— What to produce —
All lines featuring the string "можно" are to be listed.

— Material supplied —
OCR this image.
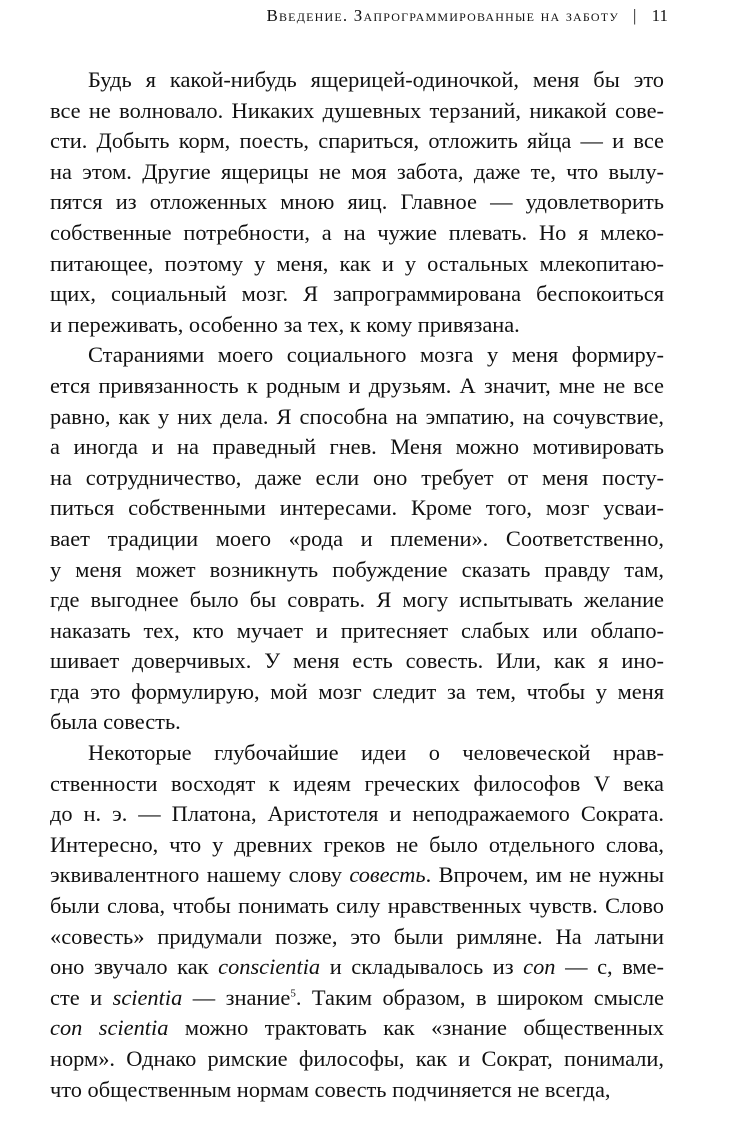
Введение. Запрограммированные на заботу | 11
Будь я какой-нибудь ящерицей-одиночкой, меня бы это
все не волновало. Никаких душевных терзаний, никакой сове-
сти. Добыть корм, поесть, спариться, отложить яйца — и все
на этом. Другие ящерицы не моя забота, даже те, что вылу-
пятся из отложенных мною яиц. Главное — удовлетворить
собственные потребности, а на чужие плевать. Но я млеко-
питающее, поэтому у меня, как и у остальных млекопитаю-
щих, социальный мозг. Я запрограммирована беспокоиться
и переживать, особенно за тех, к кому привязана.
Стараниями моего социального мозга у меня формиру-
ется привязанность к родным и друзьям. А значит, мне не все
равно, как у них дела. Я способна на эмпатию, на сочувствие,
а иногда и на праведный гнев. Меня можно мотивировать
на сотрудничество, даже если оно требует от меня посту-
питься собственными интересами. Кроме того, мозг усваи-
вает традиции моего «рода и племени». Соответственно,
у меня может возникнуть побуждение сказать правду там,
где выгоднее было бы соврать. Я могу испытывать желание
наказать тех, кто мучает и притесняет слабых или облапо-
шивает доверчивых. У меня есть совесть. Или, как я ино-
гда это формулирую, мой мозг следит за тем, чтобы у меня
была совесть.
Некоторые глубочайшие идеи о человеческой нрав-
ственности восходят к идеям греческих философов V века
до н. э. — Платона, Аристотеля и неподражаемого Сократа.
Интересно, что у древних греков не было отдельного слова,
эквивалентного нашему слову совесть. Впрочем, им не нужны
были слова, чтобы понимать силу нравственных чувств. Слово
«совесть» придумали позже, это были римляне. На латыни
оно звучало как conscientia и складывалось из con — с, вме-
сте и scientia — знание$^5$. Таким образом, в широком смысле
con scientia можно трактовать как «знание общественных
норм». Однако римские философы, как и Сократ, понимали,
что общественным нормам совесть подчиняется не всегда,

— Exercise result —
а иногда и на праведный гнев. Меня можно мотивировать
con scientia можно трактовать как «знание общественных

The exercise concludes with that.